**Task to carry out:**
Which lines have the string "Система"? Copy all of them from the entries below.

[Stored entries]
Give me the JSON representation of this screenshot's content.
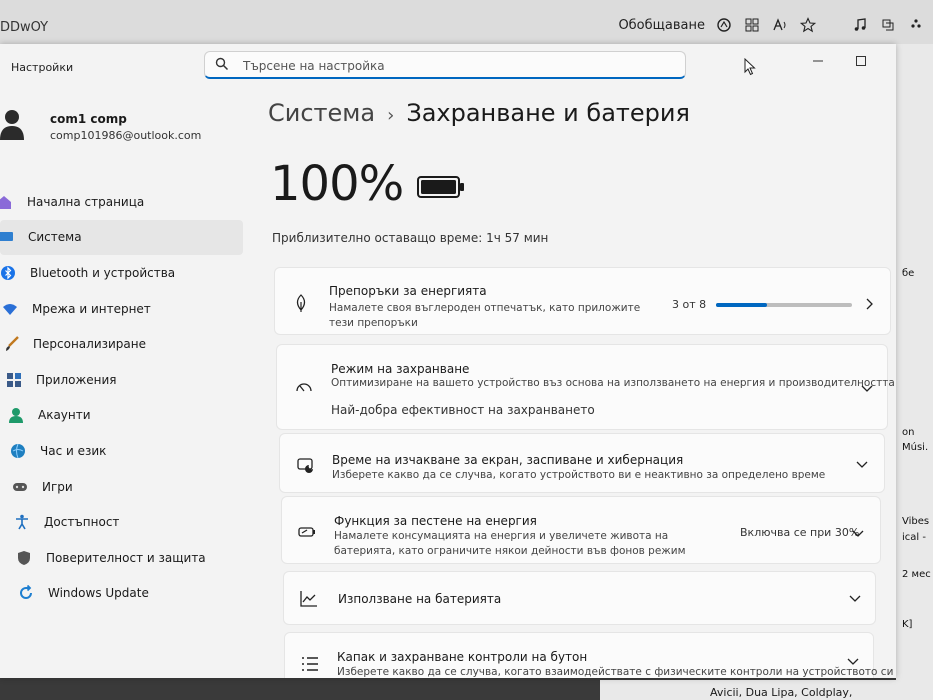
{
  "browser": {
    "tab_text": "DDwOY",
    "summary_label": "Обобщаване"
  },
  "background_page": {
    "strip_texts": [
      "бе",
      "on",
      "Músi.",
      "Vibes",
      "ical -",
      "2 мес",
      "K]"
    ],
    "bottom_text": "Avicii, Dua Lipa, Coldplay,"
  },
  "window": {
    "title": "Настройки",
    "search_placeholder": "Търсене на настройка"
  },
  "user": {
    "name": "com1 comp",
    "email": "comp101986@outlook.com"
  },
  "nav": {
    "items": [
      {
        "label": "Начална страница",
        "icon": "home-icon"
      },
      {
        "label": "Система",
        "icon": "system-icon",
        "active": true
      },
      {
        "label": "Bluetooth и устройства",
        "icon": "bluetooth-icon"
      },
      {
        "label": "Мрежа и интернет",
        "icon": "wifi-icon"
      },
      {
        "label": "Персонализиране",
        "icon": "brush-icon"
      },
      {
        "label": "Приложения",
        "icon": "apps-icon"
      },
      {
        "label": "Акаунти",
        "icon": "account-icon"
      },
      {
        "label": "Час и език",
        "icon": "globe-icon"
      },
      {
        "label": "Игри",
        "icon": "gamepad-icon"
      },
      {
        "label": "Достъпност",
        "icon": "accessibility-icon"
      },
      {
        "label": "Поверителност и защита",
        "icon": "shield-icon"
      },
      {
        "label": "Windows Update",
        "icon": "update-icon"
      }
    ]
  },
  "content": {
    "breadcrumb_parent": "Система",
    "breadcrumb_current": "Захранване и батерия",
    "battery_percent": "100%",
    "battery_level": 1.0,
    "remaining_time": "Приблизително оставащо време: 1ч 57 мин",
    "cards": {
      "energy": {
        "title": "Препоръки за енергията",
        "desc": "Намалете своя въглероден отпечатък, като приложите тези препоръки",
        "progress_text": "3 от 8",
        "progress_fraction": 0.375
      },
      "power_mode": {
        "title": "Режим на захранване",
        "desc": "Оптимизиране на вашето устройство въз основа на използването на енергия и производителността",
        "value": "Най-добра ефективност на захранването"
      },
      "screen_sleep": {
        "title": "Време на изчакване за екран, заспиване и хибернация",
        "desc": "Изберете какво да се случва, когато устройството ви е неактивно за определено време"
      },
      "saver": {
        "title": "Функция за пестене на енергия",
        "desc": "Намалете консумацията на енергия и увеличете живота на батерията, като ограничите някои дейности във фонов режим",
        "value": "Включва се при 30%"
      },
      "usage": {
        "title": "Използване на батерията"
      },
      "lid": {
        "title": "Капак и захранване контроли на бутон",
        "desc": "Изберете какво да се случва, когато взаимодействате с физическите контроли на устройството си"
      }
    }
  },
  "colors": {
    "accent": "#0067c0",
    "window_bg": "#f3f3f3",
    "card_bg": "#fbfbfb"
  }
}
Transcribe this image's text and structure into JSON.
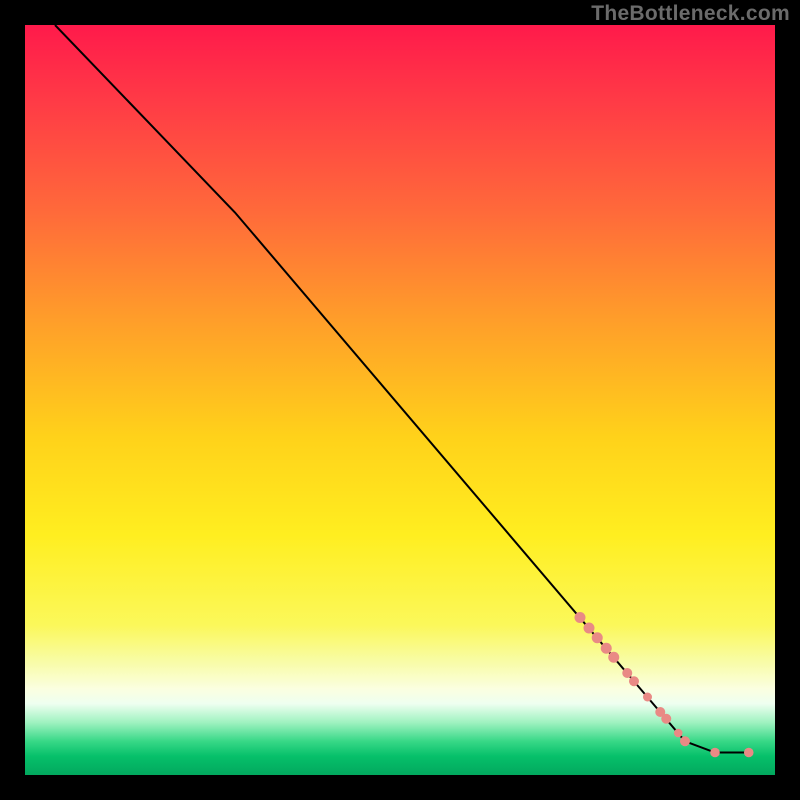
{
  "watermark": "TheBottleneck.com",
  "colors": {
    "background": "#000000",
    "marker": "#e98a85",
    "line": "#000000",
    "gradient_stops": [
      {
        "offset": 0.0,
        "color": "#ff1a4b"
      },
      {
        "offset": 0.1,
        "color": "#ff3a46"
      },
      {
        "offset": 0.25,
        "color": "#ff6a3a"
      },
      {
        "offset": 0.4,
        "color": "#ffa029"
      },
      {
        "offset": 0.55,
        "color": "#ffd21a"
      },
      {
        "offset": 0.68,
        "color": "#ffee20"
      },
      {
        "offset": 0.8,
        "color": "#fbf85a"
      },
      {
        "offset": 0.85,
        "color": "#f8fca8"
      },
      {
        "offset": 0.885,
        "color": "#fbffe0"
      },
      {
        "offset": 0.905,
        "color": "#eefff0"
      },
      {
        "offset": 0.93,
        "color": "#9ff2c0"
      },
      {
        "offset": 0.955,
        "color": "#38d887"
      },
      {
        "offset": 0.975,
        "color": "#06c06a"
      },
      {
        "offset": 1.0,
        "color": "#02a85e"
      }
    ]
  },
  "chart_data": {
    "type": "line",
    "title": "",
    "xlabel": "",
    "ylabel": "",
    "xlim": [
      0,
      100
    ],
    "ylim": [
      0,
      100
    ],
    "line_points": [
      {
        "x": 4,
        "y": 100
      },
      {
        "x": 28,
        "y": 75
      },
      {
        "x": 88,
        "y": 4.5
      },
      {
        "x": 92,
        "y": 3
      },
      {
        "x": 96.5,
        "y": 3
      }
    ],
    "series": [
      {
        "name": "markers",
        "points": [
          {
            "x": 74.0,
            "y": 21.0,
            "r": 5.5
          },
          {
            "x": 75.2,
            "y": 19.6,
            "r": 5.5
          },
          {
            "x": 76.3,
            "y": 18.3,
            "r": 5.5
          },
          {
            "x": 77.5,
            "y": 16.9,
            "r": 5.5
          },
          {
            "x": 78.5,
            "y": 15.7,
            "r": 5.5
          },
          {
            "x": 80.3,
            "y": 13.6,
            "r": 5.0
          },
          {
            "x": 81.2,
            "y": 12.5,
            "r": 5.0
          },
          {
            "x": 83.0,
            "y": 10.4,
            "r": 4.5
          },
          {
            "x": 84.7,
            "y": 8.4,
            "r": 5.0
          },
          {
            "x": 85.5,
            "y": 7.5,
            "r": 5.0
          },
          {
            "x": 87.1,
            "y": 5.6,
            "r": 4.3
          },
          {
            "x": 88.0,
            "y": 4.5,
            "r": 5.0
          },
          {
            "x": 92.0,
            "y": 3.0,
            "r": 4.8
          },
          {
            "x": 96.5,
            "y": 3.0,
            "r": 4.8
          }
        ]
      }
    ]
  }
}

**Result below:**
        "label": "Система",
    "breadcrumb_parent": "Система",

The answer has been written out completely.